* Given task *
Omit every picture, then give all the entries again exactly.

* Material shown *
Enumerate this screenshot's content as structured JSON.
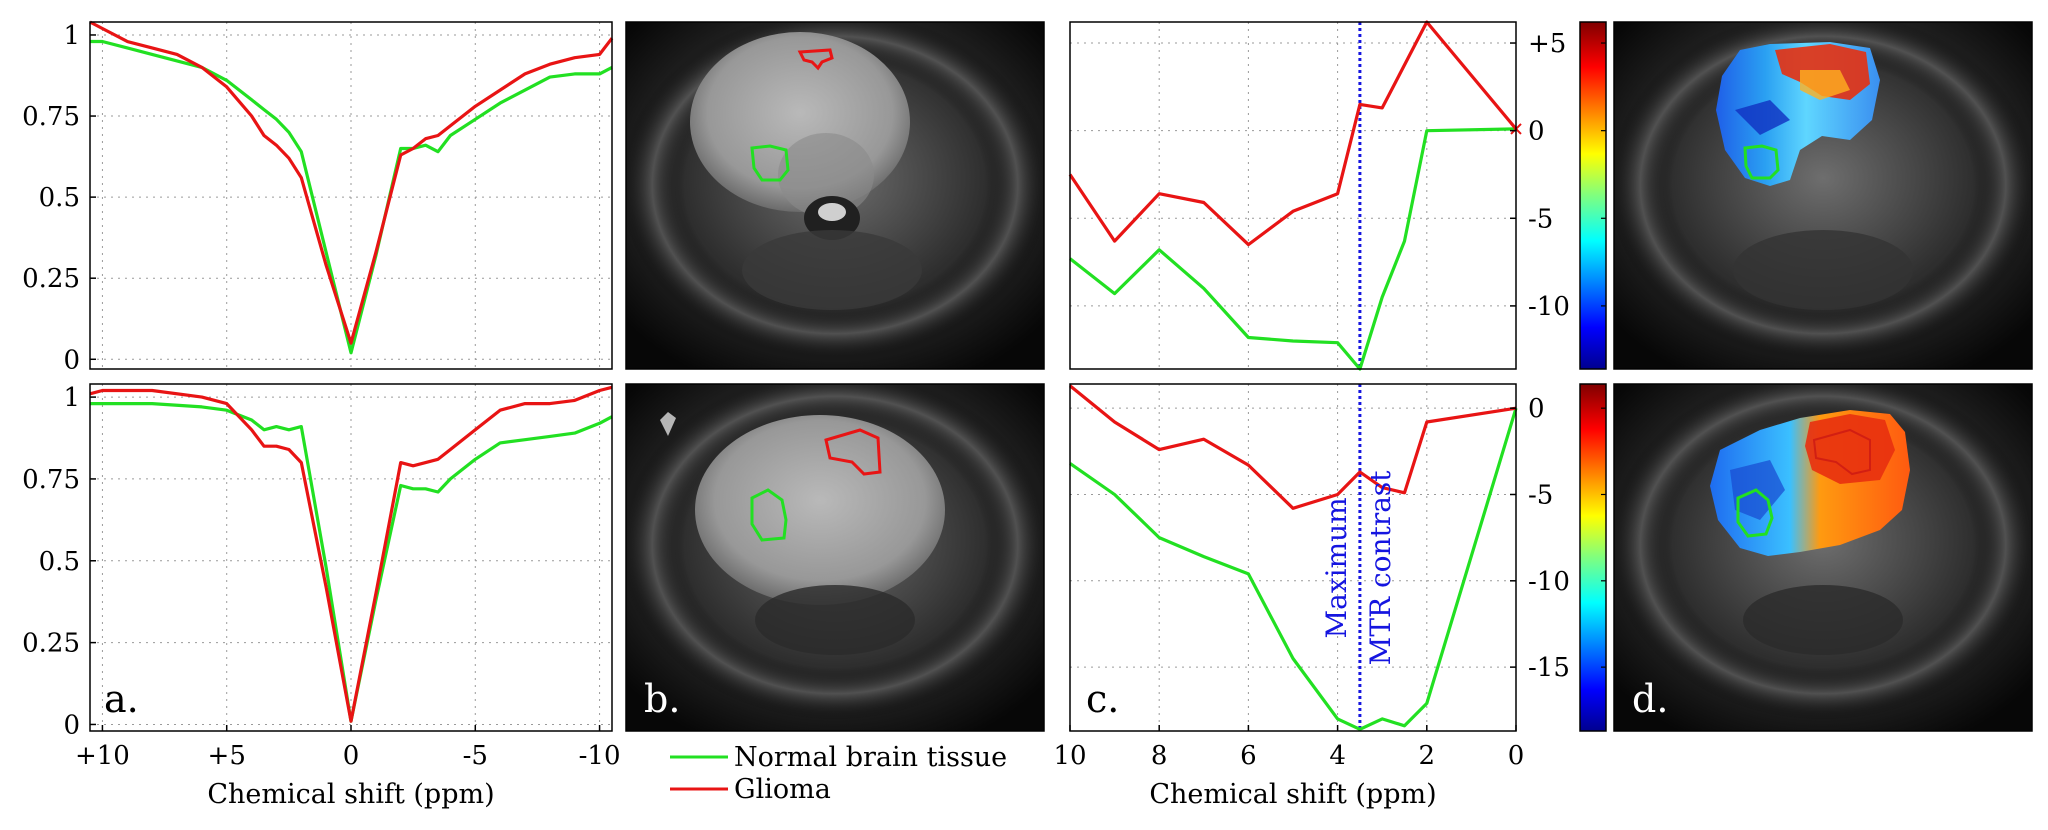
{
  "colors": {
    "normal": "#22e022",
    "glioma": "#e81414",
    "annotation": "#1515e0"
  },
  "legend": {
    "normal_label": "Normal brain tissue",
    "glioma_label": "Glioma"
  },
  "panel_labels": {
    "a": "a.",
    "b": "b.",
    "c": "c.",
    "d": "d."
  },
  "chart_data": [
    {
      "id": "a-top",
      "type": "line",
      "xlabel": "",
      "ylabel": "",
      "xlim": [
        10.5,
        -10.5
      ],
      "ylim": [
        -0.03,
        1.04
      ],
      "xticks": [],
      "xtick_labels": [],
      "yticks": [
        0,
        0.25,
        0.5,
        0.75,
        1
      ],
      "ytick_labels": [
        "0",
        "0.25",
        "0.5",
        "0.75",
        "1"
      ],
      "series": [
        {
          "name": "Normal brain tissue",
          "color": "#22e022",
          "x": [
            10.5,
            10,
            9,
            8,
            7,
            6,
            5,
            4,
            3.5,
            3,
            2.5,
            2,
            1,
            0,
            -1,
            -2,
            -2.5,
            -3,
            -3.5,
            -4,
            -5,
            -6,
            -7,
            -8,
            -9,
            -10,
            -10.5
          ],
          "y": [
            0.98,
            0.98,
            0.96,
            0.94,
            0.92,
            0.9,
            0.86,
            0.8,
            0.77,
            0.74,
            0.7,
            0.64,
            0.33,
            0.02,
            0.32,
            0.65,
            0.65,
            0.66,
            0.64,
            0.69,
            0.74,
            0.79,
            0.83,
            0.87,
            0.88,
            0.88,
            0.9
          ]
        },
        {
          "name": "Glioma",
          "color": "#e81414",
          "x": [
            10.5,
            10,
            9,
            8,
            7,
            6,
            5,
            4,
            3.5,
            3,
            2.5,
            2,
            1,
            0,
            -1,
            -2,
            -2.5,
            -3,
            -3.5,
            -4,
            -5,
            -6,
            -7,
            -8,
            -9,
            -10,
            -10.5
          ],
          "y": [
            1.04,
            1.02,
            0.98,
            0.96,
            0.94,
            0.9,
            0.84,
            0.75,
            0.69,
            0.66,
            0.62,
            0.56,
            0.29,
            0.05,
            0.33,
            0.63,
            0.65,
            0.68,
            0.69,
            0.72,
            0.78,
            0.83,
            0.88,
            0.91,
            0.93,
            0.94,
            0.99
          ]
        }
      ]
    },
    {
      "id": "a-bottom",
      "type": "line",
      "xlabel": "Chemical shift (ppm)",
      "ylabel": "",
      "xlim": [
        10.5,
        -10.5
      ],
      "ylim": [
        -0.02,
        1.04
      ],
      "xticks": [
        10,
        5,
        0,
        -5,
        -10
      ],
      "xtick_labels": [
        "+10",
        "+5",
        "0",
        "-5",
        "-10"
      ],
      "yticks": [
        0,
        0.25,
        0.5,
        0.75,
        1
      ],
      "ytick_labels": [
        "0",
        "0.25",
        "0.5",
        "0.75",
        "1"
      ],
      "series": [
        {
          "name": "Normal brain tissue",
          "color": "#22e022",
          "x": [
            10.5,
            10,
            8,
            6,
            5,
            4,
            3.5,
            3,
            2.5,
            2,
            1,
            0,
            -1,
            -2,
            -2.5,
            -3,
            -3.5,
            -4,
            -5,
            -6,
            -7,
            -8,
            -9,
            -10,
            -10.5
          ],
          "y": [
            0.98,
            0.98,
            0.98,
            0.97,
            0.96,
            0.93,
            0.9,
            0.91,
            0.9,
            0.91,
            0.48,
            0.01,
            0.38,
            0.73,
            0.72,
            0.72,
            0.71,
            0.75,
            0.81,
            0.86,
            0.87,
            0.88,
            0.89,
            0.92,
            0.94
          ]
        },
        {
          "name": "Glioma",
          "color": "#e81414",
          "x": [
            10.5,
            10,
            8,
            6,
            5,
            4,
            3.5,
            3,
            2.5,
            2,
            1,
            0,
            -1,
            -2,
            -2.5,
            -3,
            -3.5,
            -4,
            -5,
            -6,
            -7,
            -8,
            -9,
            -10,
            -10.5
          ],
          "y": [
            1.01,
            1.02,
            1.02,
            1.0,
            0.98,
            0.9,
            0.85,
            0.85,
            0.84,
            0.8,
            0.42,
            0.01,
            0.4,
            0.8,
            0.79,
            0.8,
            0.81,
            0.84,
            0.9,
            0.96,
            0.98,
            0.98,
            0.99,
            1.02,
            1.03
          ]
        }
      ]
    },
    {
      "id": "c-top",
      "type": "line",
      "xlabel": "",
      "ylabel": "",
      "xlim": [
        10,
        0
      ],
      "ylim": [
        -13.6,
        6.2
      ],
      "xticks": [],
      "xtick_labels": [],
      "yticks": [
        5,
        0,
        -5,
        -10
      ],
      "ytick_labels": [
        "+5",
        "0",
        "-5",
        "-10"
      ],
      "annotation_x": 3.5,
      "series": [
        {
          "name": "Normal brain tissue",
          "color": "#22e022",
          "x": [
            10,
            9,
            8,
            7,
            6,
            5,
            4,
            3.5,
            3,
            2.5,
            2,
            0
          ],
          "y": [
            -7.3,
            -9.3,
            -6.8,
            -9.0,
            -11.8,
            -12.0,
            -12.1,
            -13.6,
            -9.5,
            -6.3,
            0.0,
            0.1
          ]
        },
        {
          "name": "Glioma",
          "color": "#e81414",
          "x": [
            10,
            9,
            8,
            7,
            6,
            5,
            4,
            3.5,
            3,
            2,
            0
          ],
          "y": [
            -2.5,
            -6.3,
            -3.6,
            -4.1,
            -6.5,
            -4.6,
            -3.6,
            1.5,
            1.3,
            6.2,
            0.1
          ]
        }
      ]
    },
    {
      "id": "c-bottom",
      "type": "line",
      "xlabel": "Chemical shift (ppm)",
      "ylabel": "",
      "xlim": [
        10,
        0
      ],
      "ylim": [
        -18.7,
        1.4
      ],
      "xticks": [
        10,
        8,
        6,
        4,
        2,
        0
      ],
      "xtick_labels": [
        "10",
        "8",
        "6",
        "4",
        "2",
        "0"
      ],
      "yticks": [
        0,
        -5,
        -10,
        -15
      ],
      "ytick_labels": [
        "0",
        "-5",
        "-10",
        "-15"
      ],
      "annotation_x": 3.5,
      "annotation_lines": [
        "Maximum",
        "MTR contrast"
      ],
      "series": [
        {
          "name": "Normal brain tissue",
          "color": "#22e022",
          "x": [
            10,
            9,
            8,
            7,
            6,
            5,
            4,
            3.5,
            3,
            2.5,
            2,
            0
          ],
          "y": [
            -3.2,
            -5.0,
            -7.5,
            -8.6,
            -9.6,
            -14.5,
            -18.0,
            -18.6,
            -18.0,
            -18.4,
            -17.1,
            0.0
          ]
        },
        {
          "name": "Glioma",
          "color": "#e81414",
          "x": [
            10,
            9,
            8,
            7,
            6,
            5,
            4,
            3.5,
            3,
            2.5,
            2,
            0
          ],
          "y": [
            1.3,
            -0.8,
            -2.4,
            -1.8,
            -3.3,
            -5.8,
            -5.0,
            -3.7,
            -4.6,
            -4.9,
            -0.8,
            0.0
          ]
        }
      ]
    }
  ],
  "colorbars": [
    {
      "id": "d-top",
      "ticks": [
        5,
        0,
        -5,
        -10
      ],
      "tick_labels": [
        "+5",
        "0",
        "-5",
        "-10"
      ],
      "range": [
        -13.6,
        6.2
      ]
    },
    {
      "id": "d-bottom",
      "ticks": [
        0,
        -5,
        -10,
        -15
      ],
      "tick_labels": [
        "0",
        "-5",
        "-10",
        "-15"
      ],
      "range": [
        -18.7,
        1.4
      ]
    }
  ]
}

* Result of this exercise *
Enumerate this screenshot's content as structured JSON.
{
  "colors": {
    "normal": "#22e022",
    "glioma": "#e81414",
    "annotation": "#1515e0"
  },
  "legend": {
    "normal_label": "Normal brain tissue",
    "glioma_label": "Glioma"
  },
  "panel_labels": {
    "a": "a.",
    "b": "b.",
    "c": "c.",
    "d": "d."
  },
  "chart_data": [
    {
      "id": "a-top",
      "type": "line",
      "xlabel": "",
      "ylabel": "",
      "xlim": [
        10.5,
        -10.5
      ],
      "ylim": [
        -0.03,
        1.04
      ],
      "xticks": [],
      "xtick_labels": [],
      "yticks": [
        0,
        0.25,
        0.5,
        0.75,
        1
      ],
      "ytick_labels": [
        "0",
        "0.25",
        "0.5",
        "0.75",
        "1"
      ],
      "series": [
        {
          "name": "Normal brain tissue",
          "color": "#22e022",
          "x": [
            10.5,
            10,
            9,
            8,
            7,
            6,
            5,
            4,
            3.5,
            3,
            2.5,
            2,
            1,
            0,
            -1,
            -2,
            -2.5,
            -3,
            -3.5,
            -4,
            -5,
            -6,
            -7,
            -8,
            -9,
            -10,
            -10.5
          ],
          "y": [
            0.98,
            0.98,
            0.96,
            0.94,
            0.92,
            0.9,
            0.86,
            0.8,
            0.77,
            0.74,
            0.7,
            0.64,
            0.33,
            0.02,
            0.32,
            0.65,
            0.65,
            0.66,
            0.64,
            0.69,
            0.74,
            0.79,
            0.83,
            0.87,
            0.88,
            0.88,
            0.9
          ]
        },
        {
          "name": "Glioma",
          "color": "#e81414",
          "x": [
            10.5,
            10,
            9,
            8,
            7,
            6,
            5,
            4,
            3.5,
            3,
            2.5,
            2,
            1,
            0,
            -1,
            -2,
            -2.5,
            -3,
            -3.5,
            -4,
            -5,
            -6,
            -7,
            -8,
            -9,
            -10,
            -10.5
          ],
          "y": [
            1.04,
            1.02,
            0.98,
            0.96,
            0.94,
            0.9,
            0.84,
            0.75,
            0.69,
            0.66,
            0.62,
            0.56,
            0.29,
            0.05,
            0.33,
            0.63,
            0.65,
            0.68,
            0.69,
            0.72,
            0.78,
            0.83,
            0.88,
            0.91,
            0.93,
            0.94,
            0.99
          ]
        }
      ]
    },
    {
      "id": "a-bottom",
      "type": "line",
      "xlabel": "Chemical shift (ppm)",
      "ylabel": "",
      "xlim": [
        10.5,
        -10.5
      ],
      "ylim": [
        -0.02,
        1.04
      ],
      "xticks": [
        10,
        5,
        0,
        -5,
        -10
      ],
      "xtick_labels": [
        "+10",
        "+5",
        "0",
        "-5",
        "-10"
      ],
      "yticks": [
        0,
        0.25,
        0.5,
        0.75,
        1
      ],
      "ytick_labels": [
        "0",
        "0.25",
        "0.5",
        "0.75",
        "1"
      ],
      "series": [
        {
          "name": "Normal brain tissue",
          "color": "#22e022",
          "x": [
            10.5,
            10,
            8,
            6,
            5,
            4,
            3.5,
            3,
            2.5,
            2,
            1,
            0,
            -1,
            -2,
            -2.5,
            -3,
            -3.5,
            -4,
            -5,
            -6,
            -7,
            -8,
            -9,
            -10,
            -10.5
          ],
          "y": [
            0.98,
            0.98,
            0.98,
            0.97,
            0.96,
            0.93,
            0.9,
            0.91,
            0.9,
            0.91,
            0.48,
            0.01,
            0.38,
            0.73,
            0.72,
            0.72,
            0.71,
            0.75,
            0.81,
            0.86,
            0.87,
            0.88,
            0.89,
            0.92,
            0.94
          ]
        },
        {
          "name": "Glioma",
          "color": "#e81414",
          "x": [
            10.5,
            10,
            8,
            6,
            5,
            4,
            3.5,
            3,
            2.5,
            2,
            1,
            0,
            -1,
            -2,
            -2.5,
            -3,
            -3.5,
            -4,
            -5,
            -6,
            -7,
            -8,
            -9,
            -10,
            -10.5
          ],
          "y": [
            1.01,
            1.02,
            1.02,
            1.0,
            0.98,
            0.9,
            0.85,
            0.85,
            0.84,
            0.8,
            0.42,
            0.01,
            0.4,
            0.8,
            0.79,
            0.8,
            0.81,
            0.84,
            0.9,
            0.96,
            0.98,
            0.98,
            0.99,
            1.02,
            1.03
          ]
        }
      ]
    },
    {
      "id": "c-top",
      "type": "line",
      "xlabel": "",
      "ylabel": "",
      "xlim": [
        10,
        0
      ],
      "ylim": [
        -13.6,
        6.2
      ],
      "xticks": [],
      "xtick_labels": [],
      "yticks": [
        5,
        0,
        -5,
        -10
      ],
      "ytick_labels": [
        "+5",
        "0",
        "-5",
        "-10"
      ],
      "annotation_x": 3.5,
      "series": [
        {
          "name": "Normal brain tissue",
          "color": "#22e022",
          "x": [
            10,
            9,
            8,
            7,
            6,
            5,
            4,
            3.5,
            3,
            2.5,
            2,
            0
          ],
          "y": [
            -7.3,
            -9.3,
            -6.8,
            -9.0,
            -11.8,
            -12.0,
            -12.1,
            -13.6,
            -9.5,
            -6.3,
            0.0,
            0.1
          ]
        },
        {
          "name": "Glioma",
          "color": "#e81414",
          "x": [
            10,
            9,
            8,
            7,
            6,
            5,
            4,
            3.5,
            3,
            2,
            0
          ],
          "y": [
            -2.5,
            -6.3,
            -3.6,
            -4.1,
            -6.5,
            -4.6,
            -3.6,
            1.5,
            1.3,
            6.2,
            0.1
          ]
        }
      ]
    },
    {
      "id": "c-bottom",
      "type": "line",
      "xlabel": "Chemical shift (ppm)",
      "ylabel": "",
      "xlim": [
        10,
        0
      ],
      "ylim": [
        -18.7,
        1.4
      ],
      "xticks": [
        10,
        8,
        6,
        4,
        2,
        0
      ],
      "xtick_labels": [
        "10",
        "8",
        "6",
        "4",
        "2",
        "0"
      ],
      "yticks": [
        0,
        -5,
        -10,
        -15
      ],
      "ytick_labels": [
        "0",
        "-5",
        "-10",
        "-15"
      ],
      "annotation_x": 3.5,
      "annotation_lines": [
        "Maximum",
        "MTR contrast"
      ],
      "series": [
        {
          "name": "Normal brain tissue",
          "color": "#22e022",
          "x": [
            10,
            9,
            8,
            7,
            6,
            5,
            4,
            3.5,
            3,
            2.5,
            2,
            0
          ],
          "y": [
            -3.2,
            -5.0,
            -7.5,
            -8.6,
            -9.6,
            -14.5,
            -18.0,
            -18.6,
            -18.0,
            -18.4,
            -17.1,
            0.0
          ]
        },
        {
          "name": "Glioma",
          "color": "#e81414",
          "x": [
            10,
            9,
            8,
            7,
            6,
            5,
            4,
            3.5,
            3,
            2.5,
            2,
            0
          ],
          "y": [
            1.3,
            -0.8,
            -2.4,
            -1.8,
            -3.3,
            -5.8,
            -5.0,
            -3.7,
            -4.6,
            -4.9,
            -0.8,
            0.0
          ]
        }
      ]
    }
  ],
  "colorbars": [
    {
      "id": "d-top",
      "ticks": [
        5,
        0,
        -5,
        -10
      ],
      "tick_labels": [
        "+5",
        "0",
        "-5",
        "-10"
      ],
      "range": [
        -13.6,
        6.2
      ]
    },
    {
      "id": "d-bottom",
      "ticks": [
        0,
        -5,
        -10,
        -15
      ],
      "tick_labels": [
        "0",
        "-5",
        "-10",
        "-15"
      ],
      "range": [
        -18.7,
        1.4
      ]
    }
  ]
}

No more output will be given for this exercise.